## INSTRUCTIONS FOR THE TASK
Write out the material again word for word, dropping any images it holds.

## DATASET EXCERPTS
::::::::

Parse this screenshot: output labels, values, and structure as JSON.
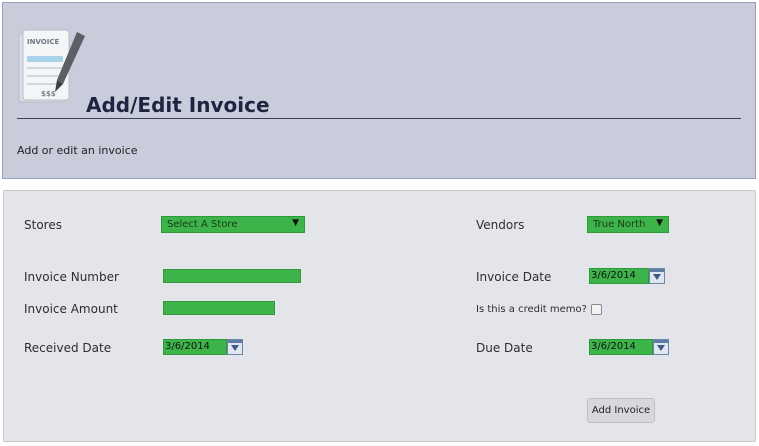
{
  "header": {
    "title": "Add/Edit Invoice",
    "subtitle": "Add or edit an invoice",
    "logo_text": "INVOICE",
    "logo_money": "$$$"
  },
  "form": {
    "stores_label": "Stores",
    "stores_value": "Select A Store",
    "vendors_label": "Vendors",
    "vendors_value": "True North",
    "invoice_number_label": "Invoice Number",
    "invoice_number_value": "",
    "invoice_date_label": "Invoice Date",
    "invoice_date_value": "3/6/2014",
    "invoice_amount_label": "Invoice Amount",
    "invoice_amount_value": "",
    "credit_memo_label": "Is this a credit memo?",
    "credit_memo_checked": false,
    "received_date_label": "Received Date",
    "received_date_value": "3/6/2014",
    "due_date_label": "Due Date",
    "due_date_value": "3/6/2014",
    "submit_label": "Add Invoice"
  },
  "colors": {
    "header_bg": "#c8ccdb",
    "panel_bg": "#e4e5ea",
    "field_green": "#3db44a"
  }
}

::::::::

## PROBLEM SOLUTION
Parse this screenshot: output labels, values, and structure as JSON.
{
  "header": {
    "title": "Add/Edit Invoice",
    "subtitle": "Add or edit an invoice",
    "logo_text": "INVOICE",
    "logo_money": "$$$"
  },
  "form": {
    "stores_label": "Stores",
    "stores_value": "Select A Store",
    "vendors_label": "Vendors",
    "vendors_value": "True North",
    "invoice_number_label": "Invoice Number",
    "invoice_number_value": "",
    "invoice_date_label": "Invoice Date",
    "invoice_date_value": "3/6/2014",
    "invoice_amount_label": "Invoice Amount",
    "invoice_amount_value": "",
    "credit_memo_label": "Is this a credit memo?",
    "credit_memo_checked": false,
    "received_date_label": "Received Date",
    "received_date_value": "3/6/2014",
    "due_date_label": "Due Date",
    "due_date_value": "3/6/2014",
    "submit_label": "Add Invoice"
  },
  "colors": {
    "header_bg": "#c8ccdb",
    "panel_bg": "#e4e5ea",
    "field_green": "#3db44a"
  }
}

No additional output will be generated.